(Some records)
------------------------------
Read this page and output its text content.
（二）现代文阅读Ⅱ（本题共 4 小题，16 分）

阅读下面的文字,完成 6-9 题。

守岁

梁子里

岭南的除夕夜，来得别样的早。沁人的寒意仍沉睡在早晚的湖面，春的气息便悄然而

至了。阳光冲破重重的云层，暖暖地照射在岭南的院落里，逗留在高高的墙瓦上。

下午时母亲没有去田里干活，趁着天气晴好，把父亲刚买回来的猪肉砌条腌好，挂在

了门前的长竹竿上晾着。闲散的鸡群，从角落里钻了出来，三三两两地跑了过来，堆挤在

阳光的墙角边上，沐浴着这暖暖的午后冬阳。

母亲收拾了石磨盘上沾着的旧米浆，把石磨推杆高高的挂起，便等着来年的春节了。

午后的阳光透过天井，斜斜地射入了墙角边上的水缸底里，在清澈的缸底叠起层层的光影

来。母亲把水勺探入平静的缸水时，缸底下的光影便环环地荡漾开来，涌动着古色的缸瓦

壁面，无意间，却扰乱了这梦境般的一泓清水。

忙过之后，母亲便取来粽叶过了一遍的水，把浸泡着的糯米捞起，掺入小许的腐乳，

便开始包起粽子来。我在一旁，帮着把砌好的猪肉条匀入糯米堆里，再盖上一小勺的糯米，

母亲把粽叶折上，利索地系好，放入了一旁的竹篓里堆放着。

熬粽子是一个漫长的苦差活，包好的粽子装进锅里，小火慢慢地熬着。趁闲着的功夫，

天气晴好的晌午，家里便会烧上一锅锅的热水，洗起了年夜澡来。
------------------------------
Send back all of the entries exactly, with nothing missing.

Response below:
Read this page and output its text content.
（二）现代文阅读Ⅱ（本题共 4 小题，16 分）

阅读下面的文字,完成 6-9 题。

守岁

梁子里

岭南的除夕夜，来得别样的早。沁人的寒意仍沉睡在早晚的湖面，春的气息便悄然而

至了。阳光冲破重重的云层，暖暖地照射在岭南的院落里，逗留在高高的墙瓦上。

下午时母亲没有去田里干活，趁着天气晴好，把父亲刚买回来的猪肉砌条腌好，挂在

了门前的长竹竿上晾着。闲散的鸡群，从角落里钻了出来，三三两两地跑了过来，堆挤在

阳光的墙角边上，沐浴着这暖暖的午后冬阳。

母亲收拾了石磨盘上沾着的旧米浆，把石磨推杆高高的挂起，便等着来年的春节了。

午后的阳光透过天井，斜斜地射入了墙角边上的水缸底里，在清澈的缸底叠起层层的光影

来。母亲把水勺探入平静的缸水时，缸底下的光影便环环地荡漾开来，涌动着古色的缸瓦

壁面，无意间，却扰乱了这梦境般的一泓清水。

忙过之后，母亲便取来粽叶过了一遍的水，把浸泡着的糯米捞起，掺入小许的腐乳，

便开始包起粽子来。我在一旁，帮着把砌好的猪肉条匀入糯米堆里，再盖上一小勺的糯米，

母亲把粽叶折上，利索地系好，放入了一旁的竹篓里堆放着。

熬粽子是一个漫长的苦差活，包好的粽子装进锅里，小火慢慢地熬着。趁闲着的功夫，

天气晴好的晌午，家里便会烧上一锅锅的热水，洗起了年夜澡来。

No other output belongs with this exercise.